TASK TO CARRY OUT: Copy out the listing exactly.

RECORDS SHOWN:
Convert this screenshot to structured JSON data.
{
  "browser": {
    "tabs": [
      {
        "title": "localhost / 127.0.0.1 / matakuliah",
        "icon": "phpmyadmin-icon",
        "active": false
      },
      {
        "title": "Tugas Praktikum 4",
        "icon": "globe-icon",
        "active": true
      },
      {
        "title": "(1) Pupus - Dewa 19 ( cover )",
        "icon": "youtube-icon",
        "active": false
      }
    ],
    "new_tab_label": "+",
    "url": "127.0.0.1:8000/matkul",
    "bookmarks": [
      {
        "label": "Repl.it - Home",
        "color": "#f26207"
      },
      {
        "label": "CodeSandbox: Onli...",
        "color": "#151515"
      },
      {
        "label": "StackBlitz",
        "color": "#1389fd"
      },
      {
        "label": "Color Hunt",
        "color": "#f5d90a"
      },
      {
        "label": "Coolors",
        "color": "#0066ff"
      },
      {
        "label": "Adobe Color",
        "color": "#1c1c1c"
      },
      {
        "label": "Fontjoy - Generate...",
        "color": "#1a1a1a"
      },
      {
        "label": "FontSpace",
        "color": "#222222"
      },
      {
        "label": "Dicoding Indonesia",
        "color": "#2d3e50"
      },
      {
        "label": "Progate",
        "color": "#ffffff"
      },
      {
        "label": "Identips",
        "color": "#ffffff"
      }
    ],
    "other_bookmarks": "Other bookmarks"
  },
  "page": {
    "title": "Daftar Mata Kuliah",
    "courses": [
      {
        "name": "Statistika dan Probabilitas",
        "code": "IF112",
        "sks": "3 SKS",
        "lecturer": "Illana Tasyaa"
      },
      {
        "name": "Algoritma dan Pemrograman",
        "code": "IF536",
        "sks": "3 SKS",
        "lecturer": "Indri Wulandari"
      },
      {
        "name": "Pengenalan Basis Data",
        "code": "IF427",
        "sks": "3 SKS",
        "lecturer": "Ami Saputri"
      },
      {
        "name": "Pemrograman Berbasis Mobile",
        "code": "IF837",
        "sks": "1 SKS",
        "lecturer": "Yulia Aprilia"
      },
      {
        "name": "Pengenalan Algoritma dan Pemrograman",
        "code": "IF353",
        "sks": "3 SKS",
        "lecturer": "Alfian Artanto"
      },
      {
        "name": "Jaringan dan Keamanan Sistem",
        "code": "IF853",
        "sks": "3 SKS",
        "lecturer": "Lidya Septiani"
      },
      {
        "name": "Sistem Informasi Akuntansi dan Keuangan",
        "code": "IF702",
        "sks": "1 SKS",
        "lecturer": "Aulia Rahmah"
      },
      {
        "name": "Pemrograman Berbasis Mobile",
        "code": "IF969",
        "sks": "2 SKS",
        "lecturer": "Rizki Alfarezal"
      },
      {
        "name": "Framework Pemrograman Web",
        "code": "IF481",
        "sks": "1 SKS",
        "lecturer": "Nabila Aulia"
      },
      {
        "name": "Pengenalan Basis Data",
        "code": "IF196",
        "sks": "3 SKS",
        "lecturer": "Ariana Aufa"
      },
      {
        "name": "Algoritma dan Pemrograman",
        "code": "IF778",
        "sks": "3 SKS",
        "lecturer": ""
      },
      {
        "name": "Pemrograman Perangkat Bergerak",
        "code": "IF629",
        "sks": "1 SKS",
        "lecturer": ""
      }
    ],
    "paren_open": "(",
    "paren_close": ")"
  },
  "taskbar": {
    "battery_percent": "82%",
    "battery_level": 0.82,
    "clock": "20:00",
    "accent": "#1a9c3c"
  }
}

THE RESPONSE:
Convert this screenshot to structured JSON data.
{
  "browser": {
    "tabs": [
      {
        "title": "localhost / 127.0.0.1 / matakuliah",
        "icon": "phpmyadmin-icon",
        "active": false
      },
      {
        "title": "Tugas Praktikum 4",
        "icon": "globe-icon",
        "active": true
      },
      {
        "title": "(1) Pupus - Dewa 19 ( cover )",
        "icon": "youtube-icon",
        "active": false
      }
    ],
    "new_tab_label": "+",
    "url": "127.0.0.1:8000/matkul",
    "bookmarks": [
      {
        "label": "Repl.it - Home",
        "color": "#f26207"
      },
      {
        "label": "CodeSandbox: Onli...",
        "color": "#151515"
      },
      {
        "label": "StackBlitz",
        "color": "#1389fd"
      },
      {
        "label": "Color Hunt",
        "color": "#f5d90a"
      },
      {
        "label": "Coolors",
        "color": "#0066ff"
      },
      {
        "label": "Adobe Color",
        "color": "#1c1c1c"
      },
      {
        "label": "Fontjoy - Generate...",
        "color": "#1a1a1a"
      },
      {
        "label": "FontSpace",
        "color": "#222222"
      },
      {
        "label": "Dicoding Indonesia",
        "color": "#2d3e50"
      },
      {
        "label": "Progate",
        "color": "#ffffff"
      },
      {
        "label": "Identips",
        "color": "#ffffff"
      }
    ],
    "other_bookmarks": "Other bookmarks"
  },
  "page": {
    "title": "Daftar Mata Kuliah",
    "courses": [
      {
        "name": "Statistika dan Probabilitas",
        "code": "IF112",
        "sks": "3 SKS",
        "lecturer": "Illana Tasyaa"
      },
      {
        "name": "Algoritma dan Pemrograman",
        "code": "IF536",
        "sks": "3 SKS",
        "lecturer": "Indri Wulandari"
      },
      {
        "name": "Pengenalan Basis Data",
        "code": "IF427",
        "sks": "3 SKS",
        "lecturer": "Ami Saputri"
      },
      {
        "name": "Pemrograman Berbasis Mobile",
        "code": "IF837",
        "sks": "1 SKS",
        "lecturer": "Yulia Aprilia"
      },
      {
        "name": "Pengenalan Algoritma dan Pemrograman",
        "code": "IF353",
        "sks": "3 SKS",
        "lecturer": "Alfian Artanto"
      },
      {
        "name": "Jaringan dan Keamanan Sistem",
        "code": "IF853",
        "sks": "3 SKS",
        "lecturer": "Lidya Septiani"
      },
      {
        "name": "Sistem Informasi Akuntansi dan Keuangan",
        "code": "IF702",
        "sks": "1 SKS",
        "lecturer": "Aulia Rahmah"
      },
      {
        "name": "Pemrograman Berbasis Mobile",
        "code": "IF969",
        "sks": "2 SKS",
        "lecturer": "Rizki Alfarezal"
      },
      {
        "name": "Framework Pemrograman Web",
        "code": "IF481",
        "sks": "1 SKS",
        "lecturer": "Nabila Aulia"
      },
      {
        "name": "Pengenalan Basis Data",
        "code": "IF196",
        "sks": "3 SKS",
        "lecturer": "Ariana Aufa"
      },
      {
        "name": "Algoritma dan Pemrograman",
        "code": "IF778",
        "sks": "3 SKS",
        "lecturer": ""
      },
      {
        "name": "Pemrograman Perangkat Bergerak",
        "code": "IF629",
        "sks": "1 SKS",
        "lecturer": ""
      }
    ],
    "paren_open": "(",
    "paren_close": ")"
  },
  "taskbar": {
    "battery_percent": "82%",
    "battery_level": 0.82,
    "clock": "20:00",
    "accent": "#1a9c3c"
  }
}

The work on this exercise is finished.